------ Reading text
American Qur'an: Sandow Birk at Catharine Clark

Sandow Birk, American Qur'an/ Sura 8 (A), 2011 | Gouache and ink on paper, 16 x 24 inches. Courtesy the artist and Catharine Clark Gallery, San Francisco.

Sandow Birk’s fourth installment in his American Qu’ran project is currently on view at Catharine Clark Gallery in San Francisco, a 114-part series in which the artist has tediously transcribed each prayer of the Quran (in English), and illuminated the page with a scene from American life, his own interpretation of each particular passage. The text is done in a typeface inspired by Cholo graffiti, a style native to East LA, and the scenes vary from the politically loaded to the mundane. In their final forms, these works are a merging of the artist’s identity growing up in Southern California, and an attempt to connect an oft-misunderstood religious text to an American audience.  —Nadiah Fellah, San Francisco contributor 

Installation view, Sandow Birk: American Qur'an: New Works. Sculptures: Al Farrow. Catharine Clark Gallery, San Francisco.

The nature of the Quran is that it's meant to be memorized and recited (the word Quran means ‘recitation’), a practice that has evolved into rhythmic and musical variations. In fact, when the Quran is recited, it often sounds more like an a cappella song than a prayer. I found a poetic connection between the repetitive nature of recitation and memorization and the skilled rendering of each drawing and transcription. The artist has paid the utmost attention to every detail, from the hand-bordered pages, to the tattooed inmates in his penitentiary-scene interpretation of Sura 12 (Joseph). He has also chosen to work with a color palette that stays true to many illustrated Qurans: red, blue, and gold.
------------
------ Dataset extract
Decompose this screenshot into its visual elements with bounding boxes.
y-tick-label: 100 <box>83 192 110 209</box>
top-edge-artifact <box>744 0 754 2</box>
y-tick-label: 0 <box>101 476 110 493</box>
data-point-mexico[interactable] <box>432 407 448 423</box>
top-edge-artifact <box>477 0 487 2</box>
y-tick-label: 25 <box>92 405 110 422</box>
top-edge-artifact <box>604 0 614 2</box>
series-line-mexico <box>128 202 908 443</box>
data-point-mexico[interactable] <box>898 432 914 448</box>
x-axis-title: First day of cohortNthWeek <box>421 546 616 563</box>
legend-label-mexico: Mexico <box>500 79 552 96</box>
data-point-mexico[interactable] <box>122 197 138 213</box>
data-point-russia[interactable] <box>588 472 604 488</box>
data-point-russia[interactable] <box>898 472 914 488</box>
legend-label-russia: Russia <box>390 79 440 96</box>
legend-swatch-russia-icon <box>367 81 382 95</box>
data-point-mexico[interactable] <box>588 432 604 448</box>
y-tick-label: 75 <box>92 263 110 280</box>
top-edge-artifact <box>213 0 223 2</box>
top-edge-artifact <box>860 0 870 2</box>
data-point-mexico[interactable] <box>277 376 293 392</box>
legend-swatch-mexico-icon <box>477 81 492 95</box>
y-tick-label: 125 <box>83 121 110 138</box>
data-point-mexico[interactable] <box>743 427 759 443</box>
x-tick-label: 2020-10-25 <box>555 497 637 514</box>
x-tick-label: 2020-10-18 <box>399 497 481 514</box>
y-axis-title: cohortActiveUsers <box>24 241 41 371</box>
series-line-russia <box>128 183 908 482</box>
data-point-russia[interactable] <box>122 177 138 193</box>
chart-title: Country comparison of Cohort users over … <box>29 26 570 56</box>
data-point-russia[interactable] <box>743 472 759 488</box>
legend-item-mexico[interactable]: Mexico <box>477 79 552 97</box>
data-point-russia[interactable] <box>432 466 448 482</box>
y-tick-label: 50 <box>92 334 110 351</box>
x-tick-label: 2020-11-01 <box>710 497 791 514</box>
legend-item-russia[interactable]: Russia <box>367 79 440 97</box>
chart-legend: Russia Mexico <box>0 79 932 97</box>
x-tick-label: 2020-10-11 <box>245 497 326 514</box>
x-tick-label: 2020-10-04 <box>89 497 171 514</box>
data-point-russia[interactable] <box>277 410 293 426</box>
------------
[Using the information]:
1. Can you reproduce the piece on Sandow Birk's American Qur'an from "American Qur'an: Sandow" up to and including "and Catharine Clark Gallery, San Francisco."?
2. How would you sum up the piece on Sandow Birk's American Qur'an in two sentences?
3. Continue the piece on Sandow Birk's American Qur'an from the point where it stops.

[Expected outputs]:
1.
American Qur'an: Sandow Birk at Catharine Clark

Sandow Birk, American Qur'an/ Sura 8 (A), 2011 | Gouache and ink on paper, 16 x 24 inches. Courtesy the artist and Catharine Clark Gallery, San Francisco.

2. Sandow Birk's American Qur'an, on view at Catharine Clark Gallery in San Francisco, is a 114-part series in which he transcribed each prayer of the Quran in English in a typeface inspired by Cholo graffiti and illuminated each page with a scene from American life. The works merge his Southern California upbringing with an attempt to connect the text to an American audience, and the writer sees a poetic link between recitation and their meticulous detail, rendered in the red, blue, and gold of many illustrated Qurans.

3.
Birk’s interest in the Quran stems from his recent travels in the Arab world, and a resulting interest in how the book’s meaning would fit into the life of an average contemporary American. One of the most poignant pieces in the show is Sura 8 (Spoils of War), in which the artist has used scenes from a Mobil gas station, American troops in what is likely Iraq or Afghanistan, and a prison yard that appears to be Guantanamo Bay, leaving one to infer his thought process in relating the images with this particular passage. The piece is brave and timely, and in one fell swoop confronts the viewer with issues of race, religion, politics, consumerism, and war. When one considers the text of this passage, and its discussion of the essentially transient quality of wealth and war spoils, the piece impels a very legitimate question: Is it worth it? In our global pursuit of resources, do the costs outweigh the benefits?

Sandow Birk. TOP: American Qur'an/ Sura 8 (B), 2011. BOTTOM: American Qur'an/ Sura 8 (C), 2011. Gouache and ink on paper, 16 x 24 inches each. Courtesy the artist and Catharine Clark Gallery, San Francisco.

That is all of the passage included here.